> [PROVIDED INFORMATION]
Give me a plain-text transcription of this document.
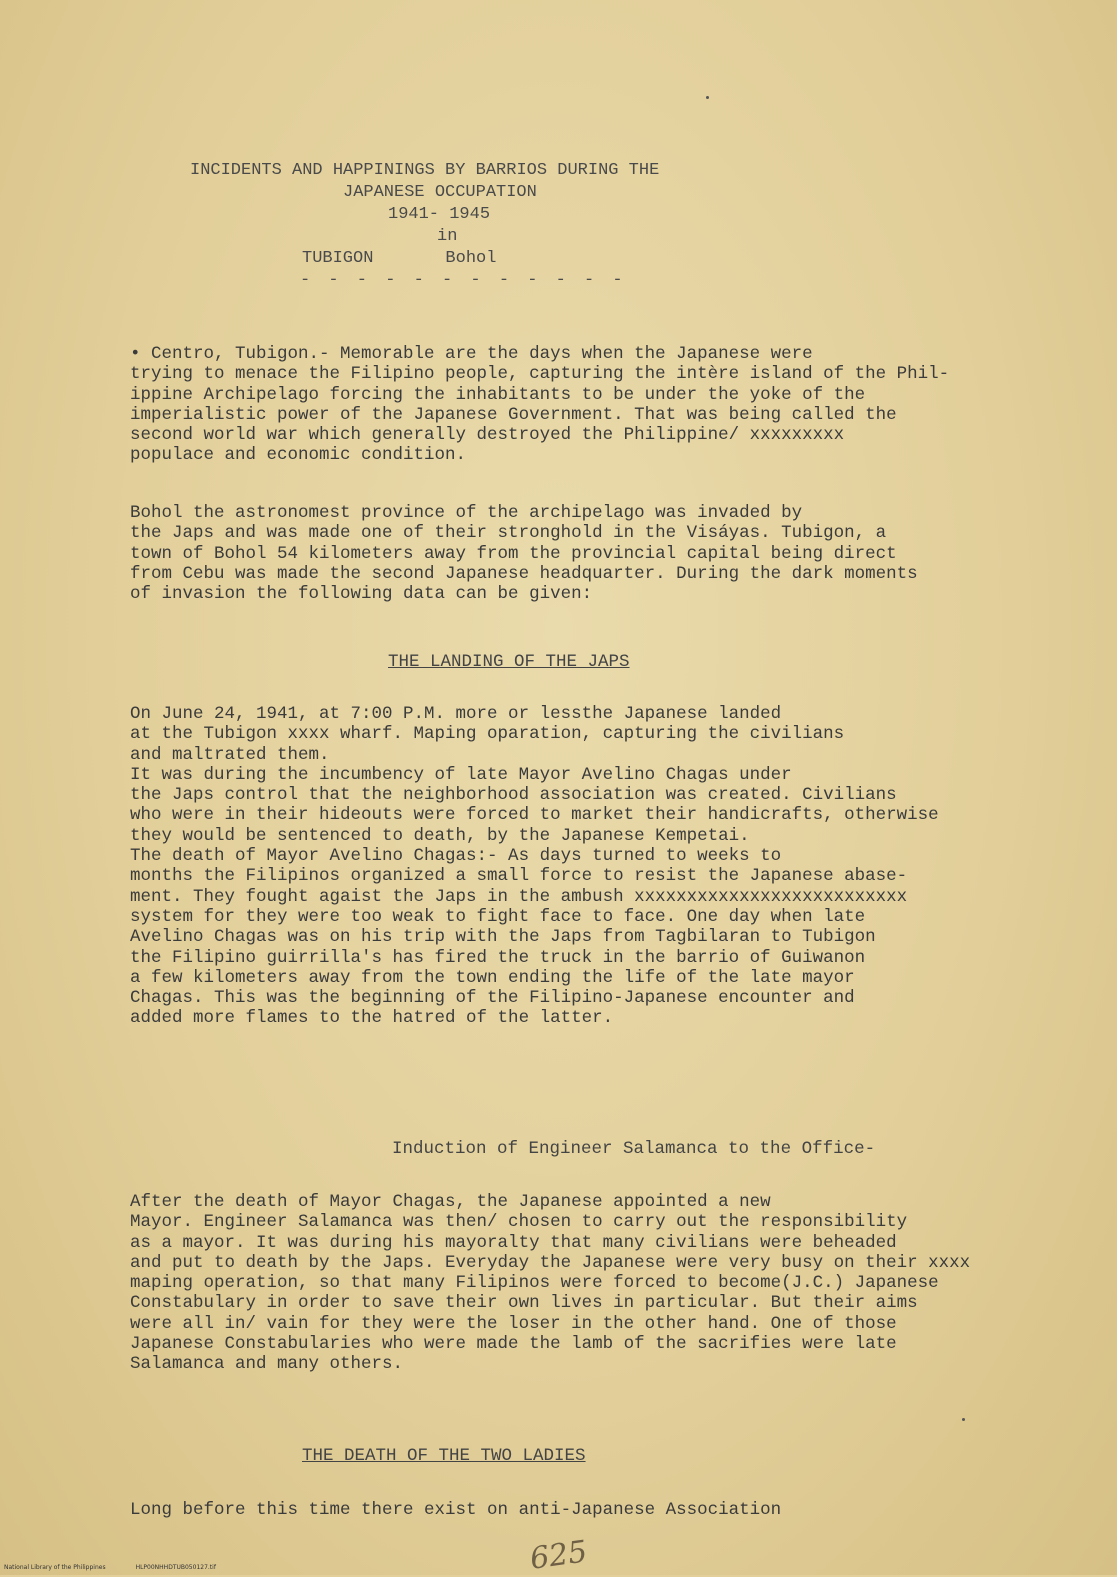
INCIDENTS AND HAPPININGS BY BARRIOS DURING THE
JAPANESE OCCUPATION
1941- 1945
in
TUBIGON	Bohol
- - - - - - - - - - - -
• Centro, Tubigon.- Memorable are the days when the Japanese were
trying to menace the Filipino people, capturing the intère island of the Phil-
ippine Archipelago forcing the inhabitants to be under the yoke of the
imperialistic power of the Japanese Government. That was being called the
second world war which generally destroyed the Philippine/ xxxxxxxxx
populace and economic condition.
Bohol the astronomest province of the archipelago was invaded by
the Japs and was made one of their stronghold in the Visáyas. Tubigon, a
town of Bohol 54 kilometers away from the provincial capital being direct
from Cebu was made the second Japanese headquarter. During the dark moments
of invasion the following data can be given:
THE LANDING OF THE JAPS
On June 24, 1941, at 7:00 P.M. more or lessthe Japanese landed
at the Tubigon xxxx wharf. Maping oparation, capturing the civilians
and maltrated them.
It was during the incumbency of late Mayor Avelino Chagas under
the Japs control that the neighborhood association was created. Civilians
who were in their hideouts were forced to market their handicrafts, otherwise
they would be sentenced to death, by the Japanese Kempetai.
The death of Mayor Avelino Chagas:- As days turned to weeks to
months the Filipinos organized a small force to resist the Japanese abase-
ment. They fought agaist the Japs in the ambush xxxxxxxxxxxxxxxxxxxxxxxxxx
system for they were too weak to fight face to face. One day when late
Avelino Chagas was on his trip with the Japs from Tagbilaran to Tubigon
the Filipino guirrilla's has fired the truck in the barrio of Guiwanon
a few kilometers away from the town ending the life of the late mayor
Chagas. This was the beginning of the Filipino-Japanese encounter and
added more flames to the hatred of the latter.
Induction of Engineer Salamanca to the Office-
After the death of Mayor Chagas, the Japanese appointed a new
Mayor. Engineer Salamanca was then/ chosen to carry out the responsibility
as a mayor. It was during his mayoralty that many civilians were beheaded
and put to death by the Japs. Everyday the Japanese were very busy on their xxxx
maping operation, so that many Filipinos were forced to become(J.C.) Japanese
Constabulary in order to save their own lives in particular. But their aims
were all in/ vain for they were the loser in the other hand. One of those
Japanese Constabularies who were made the lamb of the sacrifies were late
Salamanca and many others.
THE DEATH OF THE TWO LADIES
Long before this time there exist on anti-Japanese Association
625
National Library of the Philippines	HLP00NHHDTUB050127.tif
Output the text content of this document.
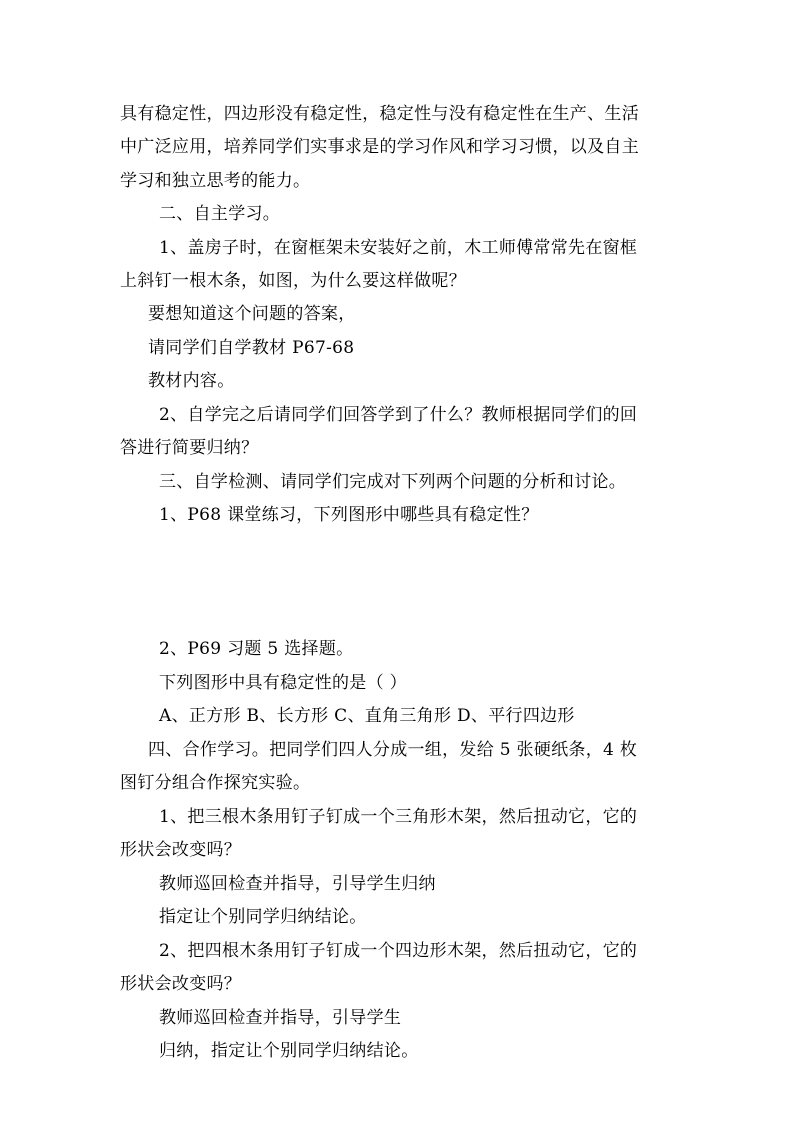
具有稳定性，四边形没有稳定性，稳定性与没有稳定性在生产、生活
中广泛应用，培养同学们实事求是的学习作风和学习习惯，以及自主
学习和独立思考的能力。
二、自主学习。
1、盖房子时，在窗框架未安装好之前，木工师傅常常先在窗框
上斜钉一根木条，如图，为什么要这样做呢？
要想知道这个问题的答案，
请同学们自学教材 P67-68
教材内容。
2、自学完之后请同学们回答学到了什么？教师根据同学们的回
答进行简要归纳？
三、自学检测、请同学们完成对下列两个问题的分析和讨论。
1、P68 课堂练习，下列图形中哪些具有稳定性？
2、P69 习题 5 选择题。
下列图形中具有稳定性的是（ ）
A、正方形 B、长方形 C、直角三角形 D、平行四边形
四、合作学习。把同学们四人分成一组，发给 5 张硬纸条，4 枚
图钉分组合作探究实验。
1、把三根木条用钉子钉成一个三角形木架，然后扭动它，它的
形状会改变吗？
教师巡回检查并指导，引导学生归纳
指定让个别同学归纳结论。
2、把四根木条用钉子钉成一个四边形木架，然后扭动它，它的
形状会改变吗？
教师巡回检查并指导，引导学生
归纳，指定让个别同学归纳结论。
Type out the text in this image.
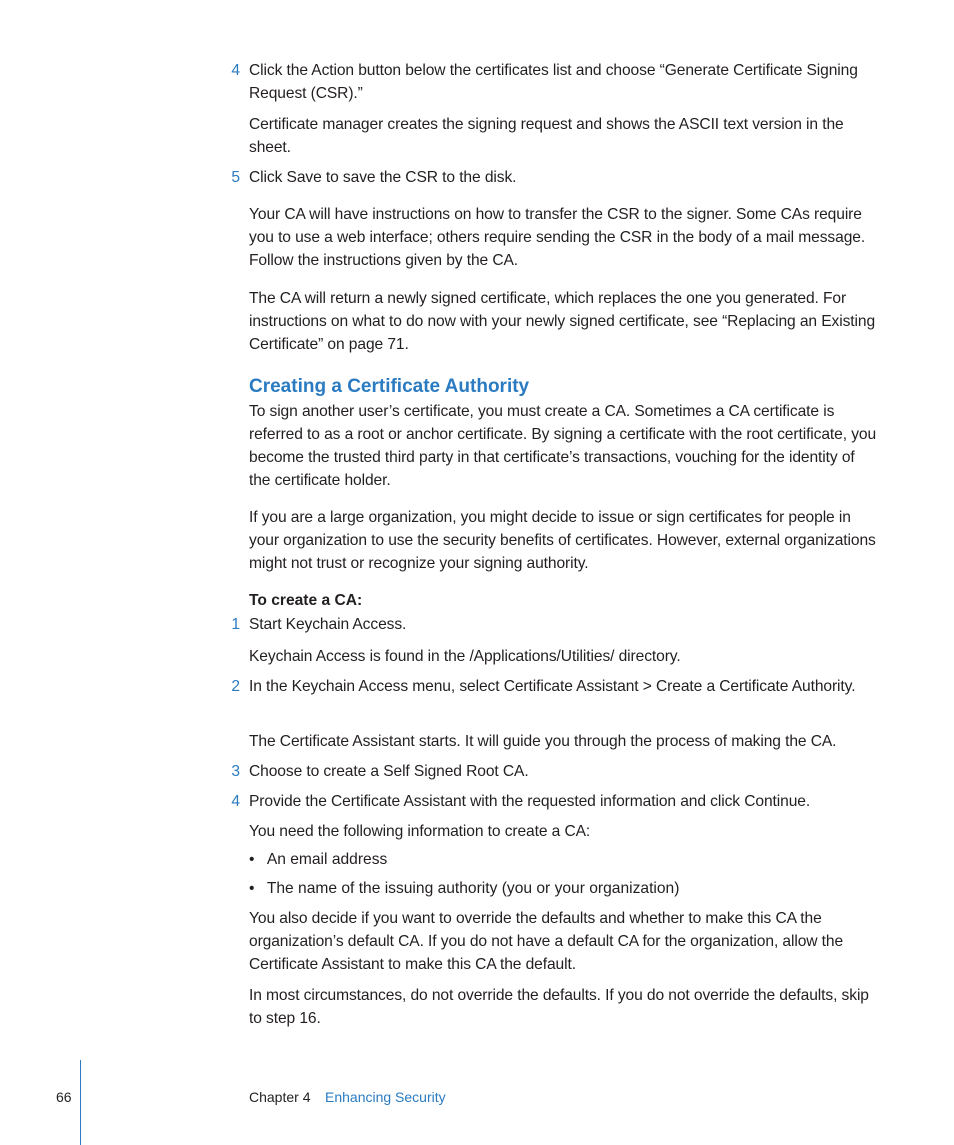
4 Click the Action button below the certificates list and choose “Generate Certificate Signing Request (CSR).”

Certificate manager creates the signing request and shows the ASCII text version in the sheet.

5 Click Save to save the CSR to the disk.

Your CA will have instructions on how to transfer the CSR to the signer. Some CAs require you to use a web interface; others require sending the CSR in the body of a mail message. Follow the instructions given by the CA.

The CA will return a newly signed certificate, which replaces the one you generated. For instructions on what to do now with your newly signed certificate, see “Replacing an Existing Certificate” on page 71.

Creating a Certificate Authority

To sign another user’s certificate, you must create a CA. Sometimes a CA certificate is referred to as a root or anchor certificate. By signing a certificate with the root certificate, you become the trusted third party in that certificate’s transactions, vouching for the identity of the certificate holder.

If you are a large organization, you might decide to issue or sign certificates for people in your organization to use the security benefits of certificates. However, external organizations might not trust or recognize your signing authority.

To create a CA:

1 Start Keychain Access.

Keychain Access is found in the /Applications/Utilities/ directory.

2 In the Keychain Access menu, select Certificate Assistant > Create a Certificate Authority.

The Certificate Assistant starts. It will guide you through the process of making the CA.

3 Choose to create a Self Signed Root CA.

4 Provide the Certificate Assistant with the requested information and click Continue.

You need the following information to create a CA:

• An email address
• The name of the issuing authority (you or your organization)

You also decide if you want to override the defaults and whether to make this CA the organization’s default CA. If you do not have a default CA for the organization, allow the Certificate Assistant to make this CA the default.

In most circumstances, do not override the defaults. If you do not override the defaults, skip to step 16.

66	Chapter 4 Enhancing Security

> [REQUIREMENT]
Pick out every line of the listing containing the word "made", and show those lines.

> [FULL ANSWER]
the Japs and was made one of their stronghold in the Visáyas. Tubigon, a
from Cebu was made the second Japanese headquarter. During the dark moments
Japanese Constabularies who were made the lamb of the sacrifies were late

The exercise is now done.